[Records for processing]
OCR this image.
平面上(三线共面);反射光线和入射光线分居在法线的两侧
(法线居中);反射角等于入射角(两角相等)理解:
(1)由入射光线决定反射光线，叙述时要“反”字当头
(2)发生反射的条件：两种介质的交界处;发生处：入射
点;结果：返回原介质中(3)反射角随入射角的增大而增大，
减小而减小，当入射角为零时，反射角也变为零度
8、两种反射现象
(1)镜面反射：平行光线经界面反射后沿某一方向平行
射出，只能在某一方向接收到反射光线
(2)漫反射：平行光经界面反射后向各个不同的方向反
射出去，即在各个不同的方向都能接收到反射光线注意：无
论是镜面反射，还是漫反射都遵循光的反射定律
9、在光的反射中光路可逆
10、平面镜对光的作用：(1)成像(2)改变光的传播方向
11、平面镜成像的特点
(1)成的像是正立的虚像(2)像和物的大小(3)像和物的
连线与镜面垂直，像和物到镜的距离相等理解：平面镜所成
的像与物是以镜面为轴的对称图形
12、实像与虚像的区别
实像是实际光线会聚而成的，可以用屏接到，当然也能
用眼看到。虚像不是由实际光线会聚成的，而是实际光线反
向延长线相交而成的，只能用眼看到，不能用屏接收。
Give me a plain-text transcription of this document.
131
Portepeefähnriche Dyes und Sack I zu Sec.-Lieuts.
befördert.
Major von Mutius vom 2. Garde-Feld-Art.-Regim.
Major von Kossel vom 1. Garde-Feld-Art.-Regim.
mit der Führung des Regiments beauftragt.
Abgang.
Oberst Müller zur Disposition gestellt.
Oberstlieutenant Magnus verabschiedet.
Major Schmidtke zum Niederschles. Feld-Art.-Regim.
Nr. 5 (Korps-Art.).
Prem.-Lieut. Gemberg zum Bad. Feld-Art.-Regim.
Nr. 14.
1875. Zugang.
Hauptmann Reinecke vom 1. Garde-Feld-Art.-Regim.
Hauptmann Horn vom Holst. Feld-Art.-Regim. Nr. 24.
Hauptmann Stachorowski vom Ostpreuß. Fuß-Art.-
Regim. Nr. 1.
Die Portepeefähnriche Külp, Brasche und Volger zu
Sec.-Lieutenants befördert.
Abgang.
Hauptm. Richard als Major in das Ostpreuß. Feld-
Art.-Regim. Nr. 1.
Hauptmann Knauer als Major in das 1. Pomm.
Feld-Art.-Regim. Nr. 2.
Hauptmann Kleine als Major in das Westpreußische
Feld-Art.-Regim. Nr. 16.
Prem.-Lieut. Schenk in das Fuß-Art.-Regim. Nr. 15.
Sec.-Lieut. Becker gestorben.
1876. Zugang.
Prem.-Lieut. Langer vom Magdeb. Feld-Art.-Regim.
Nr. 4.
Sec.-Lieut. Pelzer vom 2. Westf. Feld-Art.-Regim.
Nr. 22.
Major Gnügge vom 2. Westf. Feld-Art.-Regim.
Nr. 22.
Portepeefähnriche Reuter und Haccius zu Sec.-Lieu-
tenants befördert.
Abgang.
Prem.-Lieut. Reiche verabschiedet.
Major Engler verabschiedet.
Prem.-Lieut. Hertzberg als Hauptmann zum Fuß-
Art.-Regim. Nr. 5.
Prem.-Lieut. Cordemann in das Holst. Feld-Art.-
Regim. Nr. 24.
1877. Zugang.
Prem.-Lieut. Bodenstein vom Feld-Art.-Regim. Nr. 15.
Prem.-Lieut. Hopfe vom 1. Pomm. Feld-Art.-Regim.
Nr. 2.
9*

[Request]
Each record above should be repeated exactly as it appears.

[Reply to the exercise]
OCR this image.
平面上(三线共面);反射光线和入射光线分居在法线的两侧
(法线居中);反射角等于入射角(两角相等)理解:
(1)由入射光线决定反射光线，叙述时要“反”字当头
(2)发生反射的条件：两种介质的交界处;发生处：入射
点;结果：返回原介质中(3)反射角随入射角的增大而增大，
减小而减小，当入射角为零时，反射角也变为零度
8、两种反射现象
(1)镜面反射：平行光线经界面反射后沿某一方向平行
射出，只能在某一方向接收到反射光线
(2)漫反射：平行光经界面反射后向各个不同的方向反
射出去，即在各个不同的方向都能接收到反射光线注意：无
论是镜面反射，还是漫反射都遵循光的反射定律
9、在光的反射中光路可逆
10、平面镜对光的作用：(1)成像(2)改变光的传播方向
11、平面镜成像的特点
(1)成的像是正立的虚像(2)像和物的大小(3)像和物的
连线与镜面垂直，像和物到镜的距离相等理解：平面镜所成
的像与物是以镜面为轴的对称图形
12、实像与虚像的区别
实像是实际光线会聚而成的，可以用屏接到，当然也能
用眼看到。虚像不是由实际光线会聚成的，而是实际光线反
向延长线相交而成的，只能用眼看到，不能用屏接收。
Give me a plain-text transcription of this document.
131
Portepeefähnriche Dyes und Sack I zu Sec.-Lieuts.
befördert.
Major von Mutius vom 2. Garde-Feld-Art.-Regim.
Major von Kossel vom 1. Garde-Feld-Art.-Regim.
mit der Führung des Regiments beauftragt.
Abgang.
Oberst Müller zur Disposition gestellt.
Oberstlieutenant Magnus verabschiedet.
Major Schmidtke zum Niederschles. Feld-Art.-Regim.
Nr. 5 (Korps-Art.).
Prem.-Lieut. Gemberg zum Bad. Feld-Art.-Regim.
Nr. 14.
1875. Zugang.
Hauptmann Reinecke vom 1. Garde-Feld-Art.-Regim.
Hauptmann Horn vom Holst. Feld-Art.-Regim. Nr. 24.
Hauptmann Stachorowski vom Ostpreuß. Fuß-Art.-
Regim. Nr. 1.
Die Portepeefähnriche Külp, Brasche und Volger zu
Sec.-Lieutenants befördert.
Abgang.
Hauptm. Richard als Major in das Ostpreuß. Feld-
Art.-Regim. Nr. 1.
Hauptmann Knauer als Major in das 1. Pomm.
Feld-Art.-Regim. Nr. 2.
Hauptmann Kleine als Major in das Westpreußische
Feld-Art.-Regim. Nr. 16.
Prem.-Lieut. Schenk in das Fuß-Art.-Regim. Nr. 15.
Sec.-Lieut. Becker gestorben.
1876. Zugang.
Prem.-Lieut. Langer vom Magdeb. Feld-Art.-Regim.
Nr. 4.
Sec.-Lieut. Pelzer vom 2. Westf. Feld-Art.-Regim.
Nr. 22.
Major Gnügge vom 2. Westf. Feld-Art.-Regim.
Nr. 22.
Portepeefähnriche Reuter und Haccius zu Sec.-Lieu-
tenants befördert.
Abgang.
Prem.-Lieut. Reiche verabschiedet.
Major Engler verabschiedet.
Prem.-Lieut. Hertzberg als Hauptmann zum Fuß-
Art.-Regim. Nr. 5.
Prem.-Lieut. Cordemann in das Holst. Feld-Art.-
Regim. Nr. 24.
1877. Zugang.
Prem.-Lieut. Bodenstein vom Feld-Art.-Regim. Nr. 15.
Prem.-Lieut. Hopfe vom 1. Pomm. Feld-Art.-Regim.
Nr. 2.
9*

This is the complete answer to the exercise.